Records from a data source:
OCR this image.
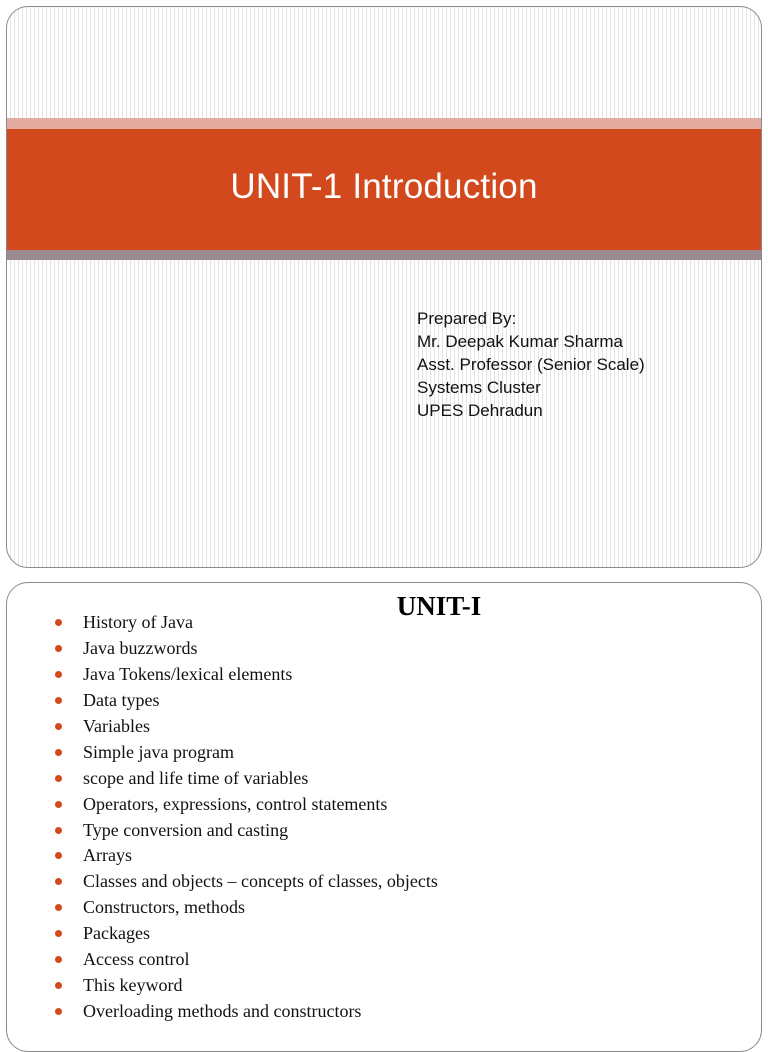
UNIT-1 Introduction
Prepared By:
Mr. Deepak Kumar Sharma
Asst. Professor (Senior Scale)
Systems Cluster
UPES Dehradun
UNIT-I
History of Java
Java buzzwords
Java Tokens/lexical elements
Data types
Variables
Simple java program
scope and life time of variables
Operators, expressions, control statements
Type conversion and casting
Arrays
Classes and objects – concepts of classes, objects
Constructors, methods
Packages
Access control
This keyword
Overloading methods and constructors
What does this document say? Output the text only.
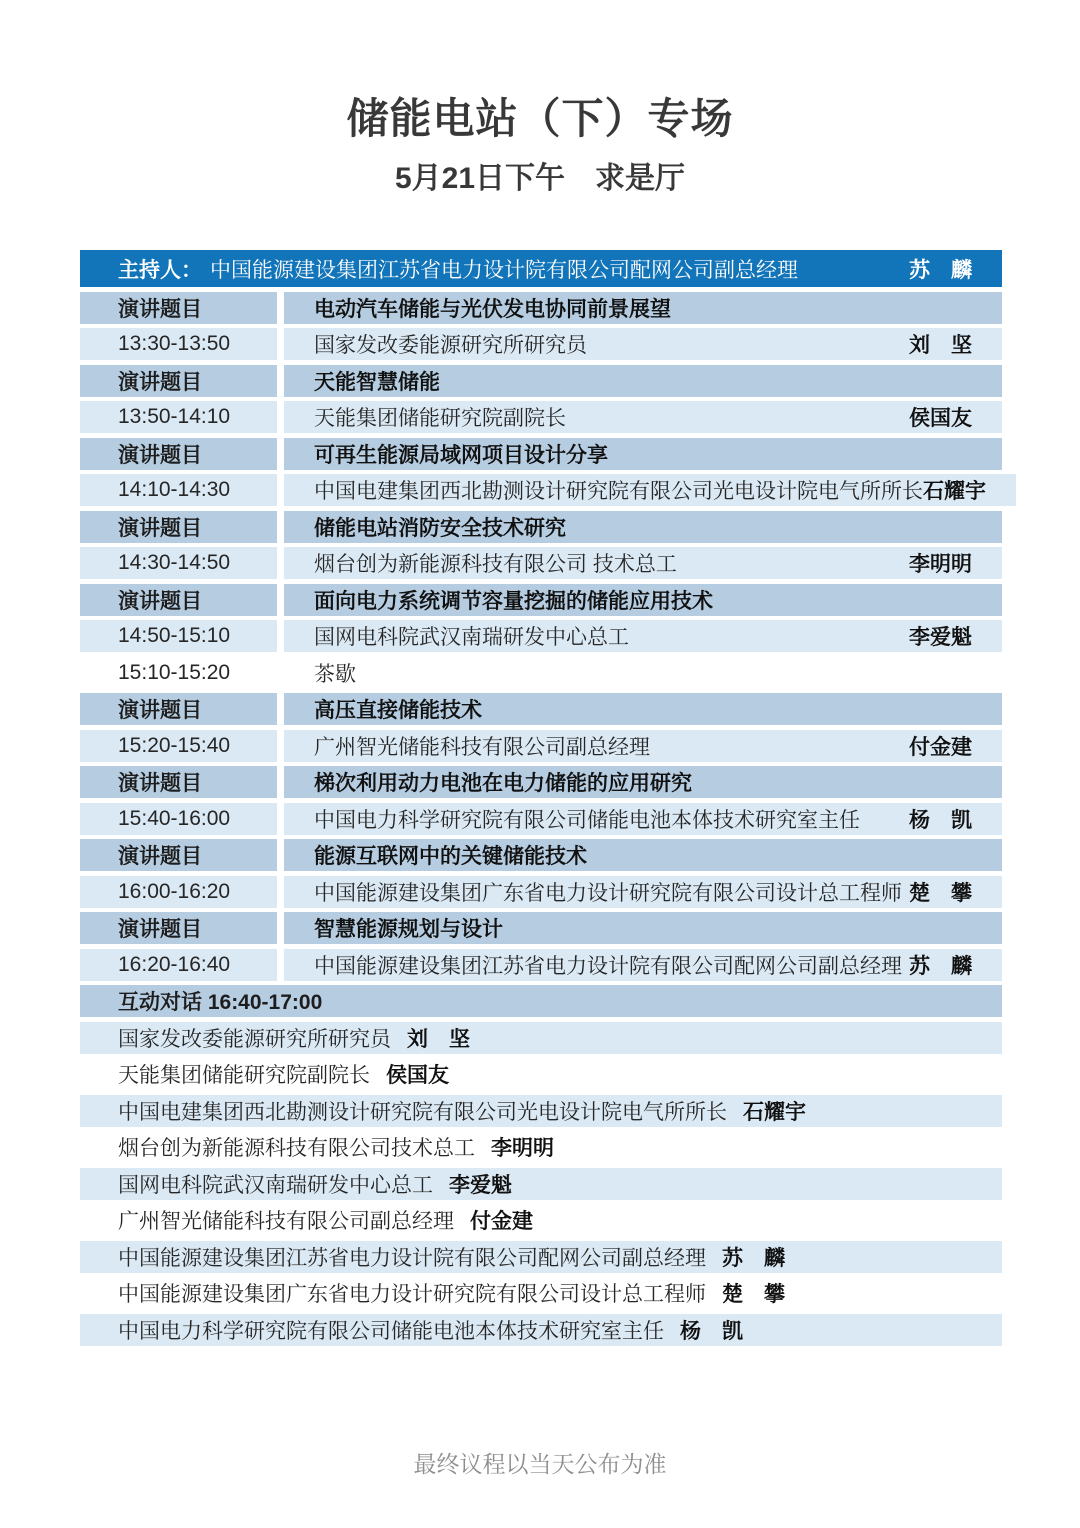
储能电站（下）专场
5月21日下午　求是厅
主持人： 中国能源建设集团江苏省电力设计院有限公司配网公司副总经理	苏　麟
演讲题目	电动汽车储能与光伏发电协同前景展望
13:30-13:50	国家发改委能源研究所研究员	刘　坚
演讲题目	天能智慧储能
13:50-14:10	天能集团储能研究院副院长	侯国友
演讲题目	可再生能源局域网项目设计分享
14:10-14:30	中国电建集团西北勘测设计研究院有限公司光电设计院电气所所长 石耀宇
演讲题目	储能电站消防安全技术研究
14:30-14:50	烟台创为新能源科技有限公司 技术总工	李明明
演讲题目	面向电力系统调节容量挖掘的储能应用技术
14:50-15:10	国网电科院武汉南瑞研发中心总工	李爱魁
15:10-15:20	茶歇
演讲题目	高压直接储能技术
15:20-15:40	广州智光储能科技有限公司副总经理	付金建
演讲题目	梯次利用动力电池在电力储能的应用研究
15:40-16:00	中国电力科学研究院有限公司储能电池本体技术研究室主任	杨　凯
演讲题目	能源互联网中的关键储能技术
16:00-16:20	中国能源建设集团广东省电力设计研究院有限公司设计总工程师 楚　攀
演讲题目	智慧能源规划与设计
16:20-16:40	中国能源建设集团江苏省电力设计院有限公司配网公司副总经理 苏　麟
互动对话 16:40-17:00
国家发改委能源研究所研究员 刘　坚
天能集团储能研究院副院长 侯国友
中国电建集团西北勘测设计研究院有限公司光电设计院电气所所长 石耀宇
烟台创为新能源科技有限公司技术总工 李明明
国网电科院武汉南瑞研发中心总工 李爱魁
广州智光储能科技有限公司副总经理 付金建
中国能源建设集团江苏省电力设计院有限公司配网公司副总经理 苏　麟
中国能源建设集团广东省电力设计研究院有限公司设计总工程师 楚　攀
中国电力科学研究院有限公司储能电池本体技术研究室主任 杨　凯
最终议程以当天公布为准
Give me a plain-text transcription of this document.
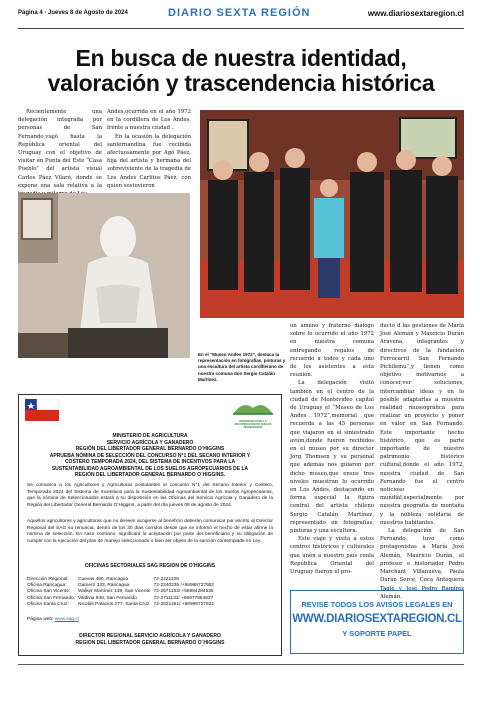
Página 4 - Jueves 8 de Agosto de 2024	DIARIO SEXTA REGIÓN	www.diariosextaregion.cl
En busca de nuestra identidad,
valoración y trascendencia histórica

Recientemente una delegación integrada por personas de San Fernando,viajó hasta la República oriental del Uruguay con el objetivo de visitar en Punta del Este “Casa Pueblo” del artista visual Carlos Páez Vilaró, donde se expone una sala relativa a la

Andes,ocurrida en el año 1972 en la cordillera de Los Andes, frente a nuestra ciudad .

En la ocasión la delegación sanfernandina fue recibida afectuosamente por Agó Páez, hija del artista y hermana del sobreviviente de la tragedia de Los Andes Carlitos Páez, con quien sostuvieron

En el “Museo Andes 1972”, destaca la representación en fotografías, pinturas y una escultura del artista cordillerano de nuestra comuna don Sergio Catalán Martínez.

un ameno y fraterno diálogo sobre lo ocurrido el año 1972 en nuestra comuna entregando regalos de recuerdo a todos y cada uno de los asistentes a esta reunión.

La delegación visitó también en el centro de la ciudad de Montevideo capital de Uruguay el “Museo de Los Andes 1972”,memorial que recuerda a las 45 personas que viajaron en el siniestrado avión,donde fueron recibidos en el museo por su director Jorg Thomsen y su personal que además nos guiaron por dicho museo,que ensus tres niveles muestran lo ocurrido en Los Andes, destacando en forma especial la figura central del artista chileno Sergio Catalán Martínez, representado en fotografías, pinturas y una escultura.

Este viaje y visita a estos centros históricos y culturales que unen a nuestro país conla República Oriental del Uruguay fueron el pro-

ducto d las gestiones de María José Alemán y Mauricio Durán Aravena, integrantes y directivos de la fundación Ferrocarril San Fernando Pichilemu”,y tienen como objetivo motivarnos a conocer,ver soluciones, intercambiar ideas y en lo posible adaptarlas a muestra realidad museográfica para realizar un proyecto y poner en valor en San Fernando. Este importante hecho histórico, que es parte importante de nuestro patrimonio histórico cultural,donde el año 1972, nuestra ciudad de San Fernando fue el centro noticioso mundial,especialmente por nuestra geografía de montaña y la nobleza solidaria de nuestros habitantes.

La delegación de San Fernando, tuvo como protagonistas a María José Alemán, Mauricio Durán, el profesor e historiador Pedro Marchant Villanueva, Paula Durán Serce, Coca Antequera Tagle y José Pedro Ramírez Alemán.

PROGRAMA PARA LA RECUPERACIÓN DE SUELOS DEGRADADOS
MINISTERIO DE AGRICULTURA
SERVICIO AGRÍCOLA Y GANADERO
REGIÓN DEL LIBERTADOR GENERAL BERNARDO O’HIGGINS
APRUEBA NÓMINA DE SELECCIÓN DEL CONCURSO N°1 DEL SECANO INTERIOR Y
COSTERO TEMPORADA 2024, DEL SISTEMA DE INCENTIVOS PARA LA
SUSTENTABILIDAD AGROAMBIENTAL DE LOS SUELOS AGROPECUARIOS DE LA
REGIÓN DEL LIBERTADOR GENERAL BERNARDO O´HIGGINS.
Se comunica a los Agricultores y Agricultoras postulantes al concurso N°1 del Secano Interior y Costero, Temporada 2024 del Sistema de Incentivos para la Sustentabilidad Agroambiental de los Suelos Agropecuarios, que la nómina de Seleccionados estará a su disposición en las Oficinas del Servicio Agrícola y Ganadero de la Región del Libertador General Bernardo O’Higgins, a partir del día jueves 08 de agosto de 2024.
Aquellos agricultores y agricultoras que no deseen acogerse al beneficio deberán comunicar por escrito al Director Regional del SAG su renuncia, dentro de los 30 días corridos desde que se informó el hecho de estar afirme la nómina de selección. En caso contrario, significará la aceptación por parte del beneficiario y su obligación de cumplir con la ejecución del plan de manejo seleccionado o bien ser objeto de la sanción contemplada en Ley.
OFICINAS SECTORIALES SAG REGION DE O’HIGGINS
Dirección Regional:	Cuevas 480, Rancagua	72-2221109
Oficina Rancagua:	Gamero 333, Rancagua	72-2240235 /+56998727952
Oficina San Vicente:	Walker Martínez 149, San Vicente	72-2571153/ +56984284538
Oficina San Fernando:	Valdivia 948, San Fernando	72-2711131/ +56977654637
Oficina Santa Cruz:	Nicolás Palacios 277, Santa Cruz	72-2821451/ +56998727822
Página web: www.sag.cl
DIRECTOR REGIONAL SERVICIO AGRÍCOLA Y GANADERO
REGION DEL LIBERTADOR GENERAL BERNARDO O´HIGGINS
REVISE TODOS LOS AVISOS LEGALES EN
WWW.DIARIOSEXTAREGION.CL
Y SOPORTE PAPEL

• The task:
Leave out the pictures and restate everything else word for word.

• Full answer:
OCR this image.
UNIT-1 Introduction
Prepared By:
Mr. Deepak Kumar Sharma
Asst. Professor (Senior Scale)
Systems Cluster
UPES Dehradun
UNIT-I
History of Java
Java buzzwords
Java Tokens/lexical elements
Data types
Variables
Simple java program
scope and life time of variables
Operators, expressions, control statements
Type conversion and casting
Arrays
Classes and objects – concepts of classes, objects
Constructors, methods
Packages
Access control
This keyword
Overloading methods and constructors
What does this document say? Output the text only.
储能电站（下）专场
5月21日下午　求是厅
主持人： 中国能源建设集团江苏省电力设计院有限公司配网公司副总经理	苏　麟
演讲题目	电动汽车储能与光伏发电协同前景展望
13:30-13:50	国家发改委能源研究所研究员	刘　坚
演讲题目	天能智慧储能
13:50-14:10	天能集团储能研究院副院长	侯国友
演讲题目	可再生能源局域网项目设计分享
14:10-14:30	中国电建集团西北勘测设计研究院有限公司光电设计院电气所所长 石耀宇
演讲题目	储能电站消防安全技术研究
14:30-14:50	烟台创为新能源科技有限公司 技术总工	李明明
演讲题目	面向电力系统调节容量挖掘的储能应用技术
14:50-15:10	国网电科院武汉南瑞研发中心总工	李爱魁
15:10-15:20	茶歇
演讲题目	高压直接储能技术
15:20-15:40	广州智光储能科技有限公司副总经理	付金建
演讲题目	梯次利用动力电池在电力储能的应用研究
15:40-16:00	中国电力科学研究院有限公司储能电池本体技术研究室主任	杨　凯
演讲题目	能源互联网中的关键储能技术
16:00-16:20	中国能源建设集团广东省电力设计研究院有限公司设计总工程师 楚　攀
演讲题目	智慧能源规划与设计
16:20-16:40	中国能源建设集团江苏省电力设计院有限公司配网公司副总经理 苏　麟
互动对话 16:40-17:00
国家发改委能源研究所研究员 刘　坚
天能集团储能研究院副院长 侯国友
中国电建集团西北勘测设计研究院有限公司光电设计院电气所所长 石耀宇
烟台创为新能源科技有限公司技术总工 李明明
国网电科院武汉南瑞研发中心总工 李爱魁
广州智光储能科技有限公司副总经理 付金建
中国能源建设集团江苏省电力设计院有限公司配网公司副总经理 苏　麟
中国能源建设集团广东省电力设计研究院有限公司设计总工程师 楚　攀
中国电力科学研究院有限公司储能电池本体技术研究室主任 杨　凯
最终议程以当天公布为准
Give me a plain-text transcription of this document.
Página 4 - Jueves 8 de Agosto de 2024	DIARIO SEXTA REGIÓN	www.diariosextaregion.cl
En busca de nuestra identidad,
valoración y trascendencia histórica

Recientemente una delegación integrada por personas de San Fernando,viajó hasta la República oriental del Uruguay con el objetivo de visitar en Punta del Este “Casa Pueblo” del artista visual Carlos Páez Vilaró, donde se expone una sala relativa a la

Andes,ocurrida en el año 1972 en la cordillera de Los Andes, frente a nuestra ciudad .

En la ocasión la delegación sanfernandina fue recibida afectuosamente por Agó Páez, hija del artista y hermana del sobreviviente de la tragedia de Los Andes Carlitos Páez, con quien sostuvieron

En el “Museo Andes 1972”, destaca la representación en fotografías, pinturas y una escultura del artista cordillerano de nuestra comuna don Sergio Catalán Martínez.

un ameno y fraterno diálogo sobre lo ocurrido el año 1972 en nuestra comuna entregando regalos de recuerdo a todos y cada uno de los asistentes a esta reunión.

La delegación visitó también en el centro de la ciudad de Montevideo capital de Uruguay el “Museo de Los Andes 1972”,memorial que recuerda a las 45 personas que viajaron en el siniestrado avión,donde fueron recibidos en el museo por su director Jorg Thomsen y su personal que además nos guiaron por dicho museo,que ensus tres niveles muestran lo ocurrido en Los Andes, destacando en forma especial la figura central del artista chileno Sergio Catalán Martínez, representado en fotografías, pinturas y una escultura.

Este viaje y visita a estos centros históricos y culturales que unen a nuestro país conla República Oriental del Uruguay fueron el pro-

ducto d las gestiones de María José Alemán y Mauricio Durán Aravena, integrantes y directivos de la fundación Ferrocarril San Fernando Pichilemu”,y tienen como objetivo motivarnos a conocer,ver soluciones, intercambiar ideas y en lo posible adaptarlas a muestra realidad museográfica para realizar un proyecto y poner en valor en San Fernando. Este importante hecho histórico, que es parte importante de nuestro patrimonio histórico cultural,donde el año 1972, nuestra ciudad de San Fernando fue el centro noticioso mundial,especialmente por nuestra geografía de montaña y la nobleza solidaria de nuestros habitantes.

La delegación de San Fernando, tuvo como protagonistas a María José Alemán, Mauricio Durán, el profesor e historiador Pedro Marchant Villanueva, Paula Durán Serce, Coca Antequera Tagle y José Pedro Ramírez Alemán.

PROGRAMA PARA LA RECUPERACIÓN DE SUELOS DEGRADADOS
MINISTERIO DE AGRICULTURA
SERVICIO AGRÍCOLA Y GANADERO
REGIÓN DEL LIBERTADOR GENERAL BERNARDO O’HIGGINS
APRUEBA NÓMINA DE SELECCIÓN DEL CONCURSO N°1 DEL SECANO INTERIOR Y
COSTERO TEMPORADA 2024, DEL SISTEMA DE INCENTIVOS PARA LA
SUSTENTABILIDAD AGROAMBIENTAL DE LOS SUELOS AGROPECUARIOS DE LA
REGIÓN DEL LIBERTADOR GENERAL BERNARDO O´HIGGINS.
Se comunica a los Agricultores y Agricultoras postulantes al concurso N°1 del Secano Interior y Costero, Temporada 2024 del Sistema de Incentivos para la Sustentabilidad Agroambiental de los Suelos Agropecuarios, que la nómina de Seleccionados estará a su disposición en las Oficinas del Servicio Agrícola y Ganadero de la Región del Libertador General Bernardo O’Higgins, a partir del día jueves 08 de agosto de 2024.
Aquellos agricultores y agricultoras que no deseen acogerse al beneficio deberán comunicar por escrito al Director Regional del SAG su renuncia, dentro de los 30 días corridos desde que se informó el hecho de estar afirme la nómina de selección. En caso contrario, significará la aceptación por parte del beneficiario y su obligación de cumplir con la ejecución del plan de manejo seleccionado o bien ser objeto de la sanción contemplada en Ley.
OFICINAS SECTORIALES SAG REGION DE O’HIGGINS
Dirección Regional:	Cuevas 480, Rancagua	72-2221109
Oficina Rancagua:	Gamero 333, Rancagua	72-2240235 /+56998727952
Oficina San Vicente:	Walker Martínez 149, San Vicente	72-2571153/ +56984284538
Oficina San Fernando:	Valdivia 948, San Fernando	72-2711131/ +56977654637
Oficina Santa Cruz:	Nicolás Palacios 277, Santa Cruz	72-2821451/ +56998727822
Página web: www.sag.cl
DIRECTOR REGIONAL SERVICIO AGRÍCOLA Y GANADERO
REGION DEL LIBERTADOR GENERAL BERNARDO O´HIGGINS
REVISE TODOS LOS AVISOS LEGALES EN
WWW.DIARIOSEXTAREGION.CL
Y SOPORTE PAPEL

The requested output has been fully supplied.